==== Stored records

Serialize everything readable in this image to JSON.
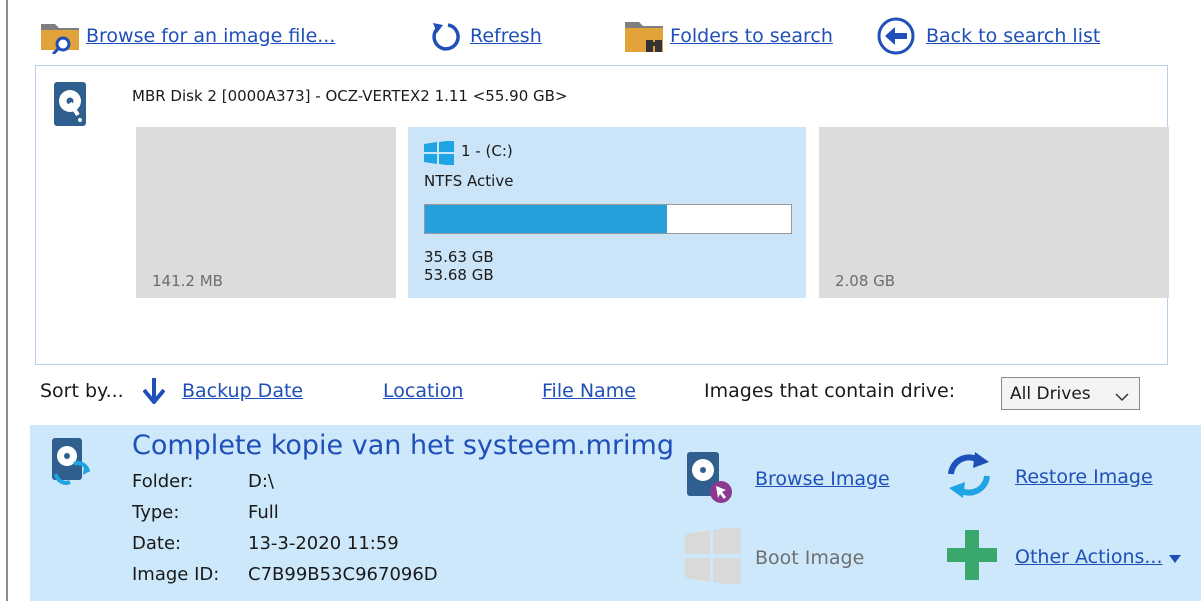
{
  "toolbar": {
    "browse_label": "Browse for an image file...",
    "refresh_label": "Refresh",
    "folders_label": "Folders to search",
    "back_label": "Back to search list"
  },
  "disk": {
    "title": "MBR Disk 2 [0000A373] - OCZ-VERTEX2 1.11  <55.90 GB>",
    "partitions": [
      {
        "size": "141.2 MB"
      },
      {
        "name": "1 - (C:)",
        "fs": "NTFS Active",
        "used": "35.63 GB",
        "total": "53.68 GB",
        "fill_fraction": 0.66,
        "selected": true
      },
      {
        "size": "2.08 GB"
      }
    ]
  },
  "sort": {
    "label": "Sort by...",
    "options": [
      "Backup Date",
      "Location",
      "File Name"
    ],
    "filter_label": "Images that contain drive:",
    "filter_value": "All Drives"
  },
  "image": {
    "title": "Complete kopie van het systeem.mrimg",
    "folder_label": "Folder:",
    "folder": "D:\\",
    "type_label": "Type:",
    "type": "Full",
    "date_label": "Date:",
    "date": "13-3-2020 11:59",
    "id_label": "Image ID:",
    "id": "C7B99B53C967096D"
  },
  "actions": {
    "browse_image": "Browse Image",
    "restore_image": "Restore Image",
    "boot_image": "Boot Image",
    "other_actions": "Other Actions..."
  },
  "colors": {
    "link": "#1f4fb8",
    "accent": "#26a0da",
    "selection": "#cce4f7",
    "entry_bg": "#cce8fa",
    "folder": "#e3a33b",
    "green_plus": "#3aa76d"
  },
  "icons": {
    "browse": "folder-search-icon",
    "refresh": "refresh-icon",
    "folders": "folder-binoculars-icon",
    "back": "back-arrow-icon",
    "disk": "hard-disk-icon",
    "windows": "windows-logo-icon",
    "sort": "down-arrow-icon",
    "image": "disk-image-icon",
    "browse_image": "browse-image-icon",
    "restore_image": "restore-icon",
    "boot_image": "windows-boot-icon",
    "other_actions": "plus-icon"
  }
}
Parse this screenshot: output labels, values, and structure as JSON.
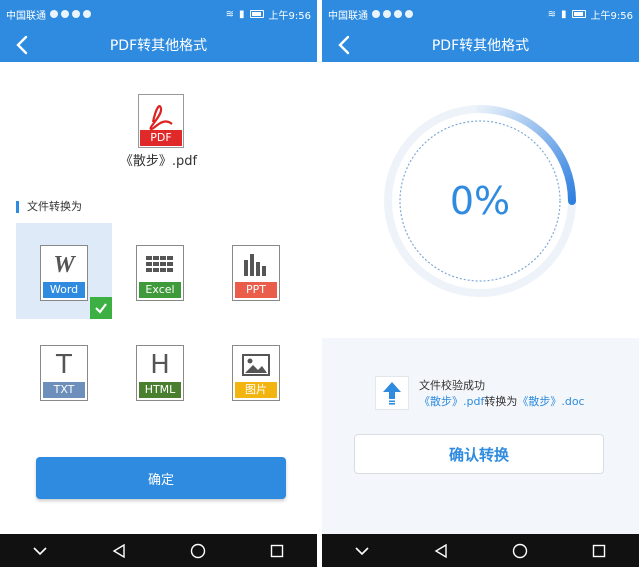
{
  "status_bar": {
    "carrier": "中国联通",
    "time": "上午9:56"
  },
  "left_screen": {
    "title": "PDF转其他格式",
    "source_file": {
      "badge": "PDF",
      "name": "《散步》.pdf",
      "badge_color": "#e02a2a"
    },
    "section_label": "文件转换为",
    "options": [
      {
        "label": "Word",
        "glyph": "W",
        "color": "#2e8be0",
        "selected": true
      },
      {
        "label": "Excel",
        "glyph": "grid",
        "color": "#3f9a3c",
        "selected": false
      },
      {
        "label": "PPT",
        "glyph": "bars",
        "color": "#ea5d4b",
        "selected": false
      },
      {
        "label": "TXT",
        "glyph": "T",
        "color": "#6c8fbb",
        "selected": false
      },
      {
        "label": "HTML",
        "glyph": "H",
        "color": "#4a7f2f",
        "selected": false
      },
      {
        "label": "图片",
        "glyph": "image",
        "color": "#f2b40f",
        "selected": false
      }
    ],
    "confirm_label": "确定"
  },
  "right_screen": {
    "title": "PDF转其他格式",
    "progress": 0,
    "progress_label": "0%",
    "verify_title": "文件校验成功",
    "verify_source": "《散步》.pdf",
    "verify_mid": "转换为",
    "verify_target": "《散步》.doc",
    "action_label": "确认转换"
  },
  "colors": {
    "accent": "#2e8be0",
    "check": "#3cb043",
    "selected_bg": "#dfeaf8"
  }
}
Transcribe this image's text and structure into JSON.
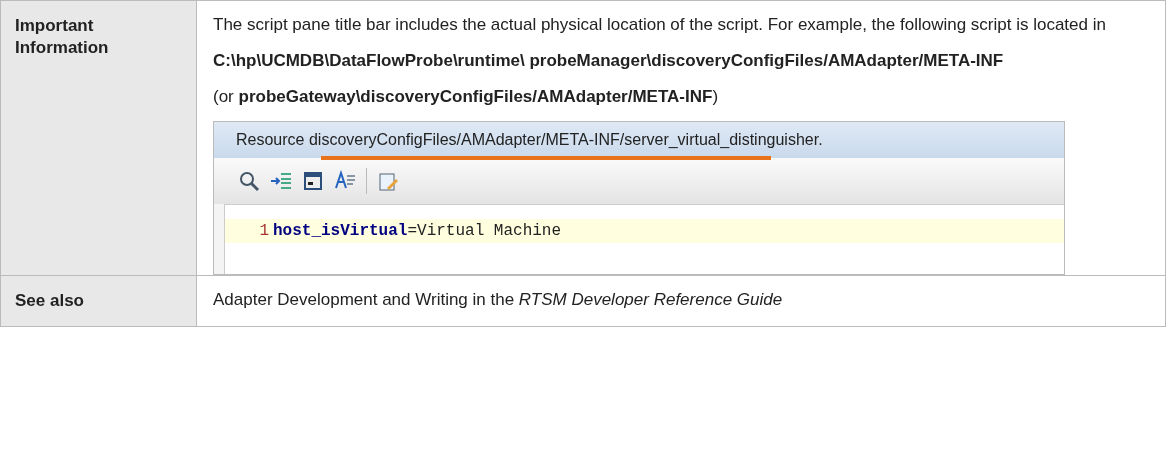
{
  "rows": [
    {
      "heading": "Important Information",
      "kind": "screenshot",
      "paragraphs": [
        "The script pane title bar includes the actual physical location of the script. For example, the following script is located in",
        "**C:\\hp\\UCMDB\\DataFlowProbe\\runtime\\ probeManager\\discoveryConfigFiles/AMAdapter/META-INF**",
        "(or **probeGateway\\discoveryConfigFiles/AMAdapter/META-INF**)"
      ],
      "screenshot": {
        "title": "Resource discoveryConfigFiles/AMAdapter/META-INF/server_virtual_distinguisher.",
        "lines": [
          {
            "number": "1",
            "key": "host_isVirtual",
            "value": "=Virtual Machine"
          }
        ]
      }
    },
    {
      "heading": "See also",
      "kind": "text",
      "paragraphs": [
        "Adapter Development and Writing in the *RTSM Developer Reference Guide*"
      ]
    }
  ]
}
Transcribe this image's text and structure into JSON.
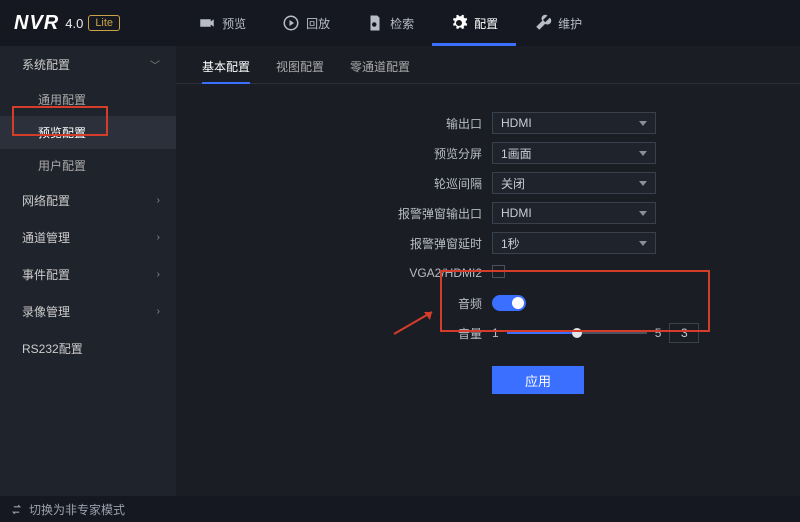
{
  "brand": {
    "name": "NVR",
    "version": "4.0",
    "lite": "Lite"
  },
  "topnav": [
    {
      "label": "预览"
    },
    {
      "label": "回放"
    },
    {
      "label": "检索"
    },
    {
      "label": "配置",
      "active": true
    },
    {
      "label": "维护"
    }
  ],
  "sidebar": {
    "system": {
      "label": "系统配置",
      "expanded": true,
      "items": [
        {
          "label": "通用配置"
        },
        {
          "label": "预览配置",
          "active": true
        },
        {
          "label": "用户配置"
        }
      ]
    },
    "others": [
      {
        "label": "网络配置"
      },
      {
        "label": "通道管理"
      },
      {
        "label": "事件配置"
      },
      {
        "label": "录像管理"
      },
      {
        "label": "RS232配置"
      }
    ]
  },
  "tabs": [
    {
      "label": "基本配置",
      "active": true
    },
    {
      "label": "视图配置"
    },
    {
      "label": "零通道配置"
    }
  ],
  "form": {
    "output_port": {
      "label": "输出口",
      "value": "HDMI"
    },
    "preview_split": {
      "label": "预览分屏",
      "value": "1画面"
    },
    "patrol_interval": {
      "label": "轮巡间隔",
      "value": "关闭"
    },
    "alarm_output": {
      "label": "报警弹窗输出口",
      "value": "HDMI"
    },
    "alarm_delay": {
      "label": "报警弹窗延时",
      "value": "1秒"
    },
    "vga2_hdmi2": {
      "label": "VGA2/HDMI2"
    },
    "audio": {
      "label": "音频",
      "value": true
    },
    "volume": {
      "label": "音量",
      "min": "1",
      "max": "5",
      "value": "3",
      "percent": 50
    }
  },
  "apply": "应用",
  "footer": "切换为非专家模式"
}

========

▶ What the task requires
Make a verbatim copy of all the entries and strip out the pictures.

▶ Written response
Serialize everything readable in this image to JSON.
{
  "toolbar": {
    "browse_label": "Browse for an image file...",
    "refresh_label": "Refresh",
    "folders_label": "Folders to search",
    "back_label": "Back to search list"
  },
  "disk": {
    "title": "MBR Disk 2 [0000A373] - OCZ-VERTEX2 1.11  <55.90 GB>",
    "partitions": [
      {
        "size": "141.2 MB"
      },
      {
        "name": "1 - (C:)",
        "fs": "NTFS Active",
        "used": "35.63 GB",
        "total": "53.68 GB",
        "fill_fraction": 0.66,
        "selected": true
      },
      {
        "size": "2.08 GB"
      }
    ]
  },
  "sort": {
    "label": "Sort by...",
    "options": [
      "Backup Date",
      "Location",
      "File Name"
    ],
    "filter_label": "Images that contain drive:",
    "filter_value": "All Drives"
  },
  "image": {
    "title": "Complete kopie van het systeem.mrimg",
    "folder_label": "Folder:",
    "folder": "D:\\",
    "type_label": "Type:",
    "type": "Full",
    "date_label": "Date:",
    "date": "13-3-2020 11:59",
    "id_label": "Image ID:",
    "id": "C7B99B53C967096D"
  },
  "actions": {
    "browse_image": "Browse Image",
    "restore_image": "Restore Image",
    "boot_image": "Boot Image",
    "other_actions": "Other Actions..."
  },
  "colors": {
    "link": "#1f4fb8",
    "accent": "#26a0da",
    "selection": "#cce4f7",
    "entry_bg": "#cce8fa",
    "folder": "#e3a33b",
    "green_plus": "#3aa76d"
  },
  "icons": {
    "browse": "folder-search-icon",
    "refresh": "refresh-icon",
    "folders": "folder-binoculars-icon",
    "back": "back-arrow-icon",
    "disk": "hard-disk-icon",
    "windows": "windows-logo-icon",
    "sort": "down-arrow-icon",
    "image": "disk-image-icon",
    "browse_image": "browse-image-icon",
    "restore_image": "restore-icon",
    "boot_image": "windows-boot-icon",
    "other_actions": "plus-icon"
  }
}
Parse this screenshot: output labels, values, and structure as JSON.
{
  "status_bar": {
    "carrier": "中国联通",
    "time": "上午9:56"
  },
  "left_screen": {
    "title": "PDF转其他格式",
    "source_file": {
      "badge": "PDF",
      "name": "《散步》.pdf",
      "badge_color": "#e02a2a"
    },
    "section_label": "文件转换为",
    "options": [
      {
        "label": "Word",
        "glyph": "W",
        "color": "#2e8be0",
        "selected": true
      },
      {
        "label": "Excel",
        "glyph": "grid",
        "color": "#3f9a3c",
        "selected": false
      },
      {
        "label": "PPT",
        "glyph": "bars",
        "color": "#ea5d4b",
        "selected": false
      },
      {
        "label": "TXT",
        "glyph": "T",
        "color": "#6c8fbb",
        "selected": false
      },
      {
        "label": "HTML",
        "glyph": "H",
        "color": "#4a7f2f",
        "selected": false
      },
      {
        "label": "图片",
        "glyph": "image",
        "color": "#f2b40f",
        "selected": false
      }
    ],
    "confirm_label": "确定"
  },
  "right_screen": {
    "title": "PDF转其他格式",
    "progress": 0,
    "progress_label": "0%",
    "verify_title": "文件校验成功",
    "verify_source": "《散步》.pdf",
    "verify_mid": "转换为",
    "verify_target": "《散步》.doc",
    "action_label": "确认转换"
  },
  "colors": {
    "accent": "#2e8be0",
    "check": "#3cb043",
    "selected_bg": "#dfeaf8"
  }
}
Transcribe this image's text and structure into JSON.
{
  "rows": [
    {
      "heading": "Important Information",
      "kind": "screenshot",
      "paragraphs": [
        "The script pane title bar includes the actual physical location of the script. For example, the following script is located in",
        "**C:\\hp\\UCMDB\\DataFlowProbe\\runtime\\ probeManager\\discoveryConfigFiles/AMAdapter/META-INF**",
        "(or **probeGateway\\discoveryConfigFiles/AMAdapter/META-INF**)"
      ],
      "screenshot": {
        "title": "Resource discoveryConfigFiles/AMAdapter/META-INF/server_virtual_distinguisher.",
        "lines": [
          {
            "number": "1",
            "key": "host_isVirtual",
            "value": "=Virtual Machine"
          }
        ]
      }
    },
    {
      "heading": "See also",
      "kind": "text",
      "paragraphs": [
        "Adapter Development and Writing in the *RTSM Developer Reference Guide*"
      ]
    }
  ]
}
Transcribe this image's text and structure into JSON.
{
  "brand": {
    "name": "NVR",
    "version": "4.0",
    "lite": "Lite"
  },
  "topnav": [
    {
      "label": "预览"
    },
    {
      "label": "回放"
    },
    {
      "label": "检索"
    },
    {
      "label": "配置",
      "active": true
    },
    {
      "label": "维护"
    }
  ],
  "sidebar": {
    "system": {
      "label": "系统配置",
      "expanded": true,
      "items": [
        {
          "label": "通用配置"
        },
        {
          "label": "预览配置",
          "active": true
        },
        {
          "label": "用户配置"
        }
      ]
    },
    "others": [
      {
        "label": "网络配置"
      },
      {
        "label": "通道管理"
      },
      {
        "label": "事件配置"
      },
      {
        "label": "录像管理"
      },
      {
        "label": "RS232配置"
      }
    ]
  },
  "tabs": [
    {
      "label": "基本配置",
      "active": true
    },
    {
      "label": "视图配置"
    },
    {
      "label": "零通道配置"
    }
  ],
  "form": {
    "output_port": {
      "label": "输出口",
      "value": "HDMI"
    },
    "preview_split": {
      "label": "预览分屏",
      "value": "1画面"
    },
    "patrol_interval": {
      "label": "轮巡间隔",
      "value": "关闭"
    },
    "alarm_output": {
      "label": "报警弹窗输出口",
      "value": "HDMI"
    },
    "alarm_delay": {
      "label": "报警弹窗延时",
      "value": "1秒"
    },
    "vga2_hdmi2": {
      "label": "VGA2/HDMI2"
    },
    "audio": {
      "label": "音频",
      "value": true
    },
    "volume": {
      "label": "音量",
      "min": "1",
      "max": "5",
      "value": "3",
      "percent": 50
    }
  },
  "apply": "应用",
  "footer": "切换为非专家模式"
}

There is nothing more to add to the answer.